• PAGE TEXT:
Houghton is a little vague about the new prices, but says they will be tied to the impact that BoostSuite has for its customers, and their overall success. And it will be based on what BoostSuite customers—most of which have annual marketing budgets of $3,000 or less—are willing to pay. 
 
“We have to prove ourselves as valuable to them before they pay,” Houghton says. “They need low risk—try before they buy.” 
 
One thing that stays the same is a money-back guarantee for paying customers, an uncommon offering in the software world. Houghton is proud that few have taken advantage of it so far. 
 

iContact vs. BoostSuite

Small business remains Houghton’s passion, though his offering this time around is much different than in the past. BoostSuite helps companies acquire new leads—new people or businesses to put on email lists. 
 
His observation at iContact, which focused primarily on retaining customers through email communication, was that most small businesses need an audience before they need a way to communicate with them. 
 
Content marketing is BoostSuite’s key strategy for getting the word out about the product this time around. His team produces content about small business marketing and content marketing to partners like Constant Contact, Hootsuite, Market Me
Suite, Desk and Duct Tape Marketing. He says he’s doing manually to market BoostSuite what it does automatically for its customers. Very little money is spent on ads so far.

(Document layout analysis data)

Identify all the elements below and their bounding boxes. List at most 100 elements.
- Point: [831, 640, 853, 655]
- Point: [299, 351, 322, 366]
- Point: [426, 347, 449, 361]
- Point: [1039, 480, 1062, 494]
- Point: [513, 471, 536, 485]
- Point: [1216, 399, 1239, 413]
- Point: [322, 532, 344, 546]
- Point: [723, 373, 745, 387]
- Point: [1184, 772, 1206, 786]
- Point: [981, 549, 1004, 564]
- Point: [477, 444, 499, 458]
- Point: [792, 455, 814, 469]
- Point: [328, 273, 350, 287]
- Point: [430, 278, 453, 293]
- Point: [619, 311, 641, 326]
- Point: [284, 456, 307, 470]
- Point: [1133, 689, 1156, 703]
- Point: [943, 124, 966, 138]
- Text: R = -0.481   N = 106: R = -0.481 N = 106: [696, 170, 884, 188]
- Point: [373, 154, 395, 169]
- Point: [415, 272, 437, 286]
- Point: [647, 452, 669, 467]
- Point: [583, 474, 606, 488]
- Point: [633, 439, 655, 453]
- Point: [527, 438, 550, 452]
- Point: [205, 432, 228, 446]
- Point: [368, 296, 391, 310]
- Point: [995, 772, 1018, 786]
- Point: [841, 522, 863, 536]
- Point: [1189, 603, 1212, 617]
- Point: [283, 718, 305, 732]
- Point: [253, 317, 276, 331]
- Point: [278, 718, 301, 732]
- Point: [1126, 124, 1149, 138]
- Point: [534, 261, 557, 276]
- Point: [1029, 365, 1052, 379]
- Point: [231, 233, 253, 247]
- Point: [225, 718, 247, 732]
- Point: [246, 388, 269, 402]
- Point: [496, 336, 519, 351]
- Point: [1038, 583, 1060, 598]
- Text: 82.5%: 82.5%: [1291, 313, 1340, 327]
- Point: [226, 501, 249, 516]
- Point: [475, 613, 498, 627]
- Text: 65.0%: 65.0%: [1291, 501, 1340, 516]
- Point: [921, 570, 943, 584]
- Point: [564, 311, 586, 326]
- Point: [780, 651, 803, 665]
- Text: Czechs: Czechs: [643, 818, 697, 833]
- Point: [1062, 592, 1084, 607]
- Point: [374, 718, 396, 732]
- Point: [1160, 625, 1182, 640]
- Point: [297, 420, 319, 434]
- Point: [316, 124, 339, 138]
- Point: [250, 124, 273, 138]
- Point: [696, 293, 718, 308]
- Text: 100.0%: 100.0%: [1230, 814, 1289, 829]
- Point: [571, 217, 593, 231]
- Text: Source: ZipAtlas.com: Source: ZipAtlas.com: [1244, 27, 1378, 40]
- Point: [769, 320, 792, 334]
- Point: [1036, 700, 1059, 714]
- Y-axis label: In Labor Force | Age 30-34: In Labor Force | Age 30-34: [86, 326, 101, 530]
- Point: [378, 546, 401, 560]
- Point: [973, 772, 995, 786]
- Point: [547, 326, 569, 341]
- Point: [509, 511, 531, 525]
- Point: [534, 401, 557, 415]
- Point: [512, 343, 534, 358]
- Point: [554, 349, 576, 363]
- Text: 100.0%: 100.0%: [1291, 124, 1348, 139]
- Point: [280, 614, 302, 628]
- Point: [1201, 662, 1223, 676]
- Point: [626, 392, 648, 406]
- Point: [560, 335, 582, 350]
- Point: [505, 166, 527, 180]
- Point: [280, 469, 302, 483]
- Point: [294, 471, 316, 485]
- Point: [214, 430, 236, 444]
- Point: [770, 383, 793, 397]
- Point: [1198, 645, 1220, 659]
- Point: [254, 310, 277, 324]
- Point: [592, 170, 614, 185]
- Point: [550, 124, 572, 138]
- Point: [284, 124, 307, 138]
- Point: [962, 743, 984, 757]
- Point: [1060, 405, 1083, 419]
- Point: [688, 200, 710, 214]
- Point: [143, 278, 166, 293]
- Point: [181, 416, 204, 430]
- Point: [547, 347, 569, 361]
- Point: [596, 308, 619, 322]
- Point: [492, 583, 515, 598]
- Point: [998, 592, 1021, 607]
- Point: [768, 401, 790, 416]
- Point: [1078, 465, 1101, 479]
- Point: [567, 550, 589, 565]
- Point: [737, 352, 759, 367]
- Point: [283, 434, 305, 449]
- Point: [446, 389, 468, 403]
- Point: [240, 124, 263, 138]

• PROBLEM DETAILS: Copy everything from "Small business remains" down to "on email lists." in the BoostSuite article, replacing "passion" with "focus".

• PROBLEM SOLUTION:
Small business remains Houghton’s focus, though his offering this time around is much different than in the past. BoostSuite helps companies acquire new leads—new people or businesses to put on email lists.